[Collection entries]

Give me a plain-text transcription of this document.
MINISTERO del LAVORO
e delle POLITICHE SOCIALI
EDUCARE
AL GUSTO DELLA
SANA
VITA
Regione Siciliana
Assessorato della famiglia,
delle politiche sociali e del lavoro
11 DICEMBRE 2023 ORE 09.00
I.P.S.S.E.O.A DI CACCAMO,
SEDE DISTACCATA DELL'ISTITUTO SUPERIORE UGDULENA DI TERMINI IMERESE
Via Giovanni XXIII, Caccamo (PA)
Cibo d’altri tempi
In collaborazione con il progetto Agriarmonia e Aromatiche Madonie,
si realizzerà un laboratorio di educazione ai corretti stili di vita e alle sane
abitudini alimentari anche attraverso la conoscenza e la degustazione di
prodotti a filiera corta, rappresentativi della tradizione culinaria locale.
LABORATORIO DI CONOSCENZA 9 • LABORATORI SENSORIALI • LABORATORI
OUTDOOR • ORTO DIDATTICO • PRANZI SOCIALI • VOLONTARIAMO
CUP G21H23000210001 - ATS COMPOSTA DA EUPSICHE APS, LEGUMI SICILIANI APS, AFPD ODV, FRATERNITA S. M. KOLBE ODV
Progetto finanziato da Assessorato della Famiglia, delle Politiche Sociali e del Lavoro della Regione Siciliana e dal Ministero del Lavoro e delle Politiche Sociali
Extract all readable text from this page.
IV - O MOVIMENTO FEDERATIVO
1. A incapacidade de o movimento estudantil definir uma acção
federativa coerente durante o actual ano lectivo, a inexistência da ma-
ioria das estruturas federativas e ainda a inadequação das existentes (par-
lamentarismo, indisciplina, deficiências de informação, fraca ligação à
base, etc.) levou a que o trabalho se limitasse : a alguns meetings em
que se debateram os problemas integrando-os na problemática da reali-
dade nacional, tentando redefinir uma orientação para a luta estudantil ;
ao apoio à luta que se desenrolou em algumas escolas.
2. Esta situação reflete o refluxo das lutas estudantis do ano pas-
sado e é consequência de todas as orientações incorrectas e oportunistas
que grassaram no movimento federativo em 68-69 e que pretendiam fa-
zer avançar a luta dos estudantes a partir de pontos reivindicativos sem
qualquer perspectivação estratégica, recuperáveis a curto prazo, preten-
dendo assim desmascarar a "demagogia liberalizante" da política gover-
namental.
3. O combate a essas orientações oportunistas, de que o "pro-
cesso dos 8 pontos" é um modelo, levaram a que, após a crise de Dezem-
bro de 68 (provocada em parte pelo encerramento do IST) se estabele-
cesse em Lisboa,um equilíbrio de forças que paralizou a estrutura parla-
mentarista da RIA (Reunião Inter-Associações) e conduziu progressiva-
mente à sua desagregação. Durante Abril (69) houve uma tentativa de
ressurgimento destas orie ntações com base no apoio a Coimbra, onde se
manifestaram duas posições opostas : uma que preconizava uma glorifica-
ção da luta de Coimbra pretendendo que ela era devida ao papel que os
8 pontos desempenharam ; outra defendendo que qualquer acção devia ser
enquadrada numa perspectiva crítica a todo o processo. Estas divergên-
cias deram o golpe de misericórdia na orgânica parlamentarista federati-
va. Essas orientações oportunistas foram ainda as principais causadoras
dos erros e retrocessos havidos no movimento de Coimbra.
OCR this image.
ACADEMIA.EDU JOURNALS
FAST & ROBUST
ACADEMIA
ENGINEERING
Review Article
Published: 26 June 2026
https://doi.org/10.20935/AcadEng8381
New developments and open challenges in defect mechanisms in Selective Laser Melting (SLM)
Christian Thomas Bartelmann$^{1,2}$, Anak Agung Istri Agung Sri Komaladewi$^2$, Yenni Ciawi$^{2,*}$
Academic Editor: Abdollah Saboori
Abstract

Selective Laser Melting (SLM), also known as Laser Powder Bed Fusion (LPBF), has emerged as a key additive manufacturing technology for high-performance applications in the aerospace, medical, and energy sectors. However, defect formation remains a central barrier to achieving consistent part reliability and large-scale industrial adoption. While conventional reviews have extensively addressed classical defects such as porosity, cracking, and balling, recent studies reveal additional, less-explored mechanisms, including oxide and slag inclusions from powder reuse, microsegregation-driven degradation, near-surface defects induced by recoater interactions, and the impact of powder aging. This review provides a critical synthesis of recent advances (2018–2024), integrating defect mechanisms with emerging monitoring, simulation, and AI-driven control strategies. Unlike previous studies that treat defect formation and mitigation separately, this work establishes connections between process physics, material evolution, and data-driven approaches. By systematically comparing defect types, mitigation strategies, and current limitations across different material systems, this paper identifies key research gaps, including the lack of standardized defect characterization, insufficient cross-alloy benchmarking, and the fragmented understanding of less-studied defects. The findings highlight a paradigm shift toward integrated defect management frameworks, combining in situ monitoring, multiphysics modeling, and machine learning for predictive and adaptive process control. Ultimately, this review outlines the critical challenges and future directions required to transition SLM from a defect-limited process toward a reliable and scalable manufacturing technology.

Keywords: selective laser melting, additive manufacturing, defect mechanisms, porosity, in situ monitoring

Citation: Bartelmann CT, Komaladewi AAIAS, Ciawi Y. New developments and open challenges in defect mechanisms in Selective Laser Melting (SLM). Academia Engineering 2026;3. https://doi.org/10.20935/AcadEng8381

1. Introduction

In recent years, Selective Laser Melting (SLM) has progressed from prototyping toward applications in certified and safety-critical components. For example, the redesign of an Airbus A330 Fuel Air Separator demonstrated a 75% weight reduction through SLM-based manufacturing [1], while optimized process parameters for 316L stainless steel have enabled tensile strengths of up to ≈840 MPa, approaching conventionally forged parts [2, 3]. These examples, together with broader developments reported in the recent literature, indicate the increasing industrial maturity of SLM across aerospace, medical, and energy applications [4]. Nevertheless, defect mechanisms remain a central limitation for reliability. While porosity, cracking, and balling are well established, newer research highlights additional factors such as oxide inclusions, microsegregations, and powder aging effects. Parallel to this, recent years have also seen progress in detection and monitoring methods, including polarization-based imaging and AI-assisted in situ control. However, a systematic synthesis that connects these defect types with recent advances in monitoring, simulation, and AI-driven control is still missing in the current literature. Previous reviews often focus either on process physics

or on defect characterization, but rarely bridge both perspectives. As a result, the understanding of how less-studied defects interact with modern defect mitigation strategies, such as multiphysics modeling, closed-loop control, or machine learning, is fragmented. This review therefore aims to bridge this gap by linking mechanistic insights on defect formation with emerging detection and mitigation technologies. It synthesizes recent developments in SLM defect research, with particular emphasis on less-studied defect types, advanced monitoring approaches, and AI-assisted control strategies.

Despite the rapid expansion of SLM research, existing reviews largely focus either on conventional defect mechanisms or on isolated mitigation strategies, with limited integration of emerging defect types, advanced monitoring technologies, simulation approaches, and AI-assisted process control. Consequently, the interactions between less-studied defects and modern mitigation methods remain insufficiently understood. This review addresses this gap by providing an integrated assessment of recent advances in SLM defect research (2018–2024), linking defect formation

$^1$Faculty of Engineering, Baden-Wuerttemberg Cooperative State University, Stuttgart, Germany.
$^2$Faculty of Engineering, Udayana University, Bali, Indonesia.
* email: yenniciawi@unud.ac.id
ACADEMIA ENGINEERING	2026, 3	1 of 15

▸ **EXERCISE DIRECTIONS**
Lines that include the word "apoio" are to be extracted from the data above.

▸ **OUTPUT OF THE TASK**
ao apoio à luta que se desenrolou em algumas escolas.
ressurgimento destas orie ntações com base no apoio a Coimbra, onde se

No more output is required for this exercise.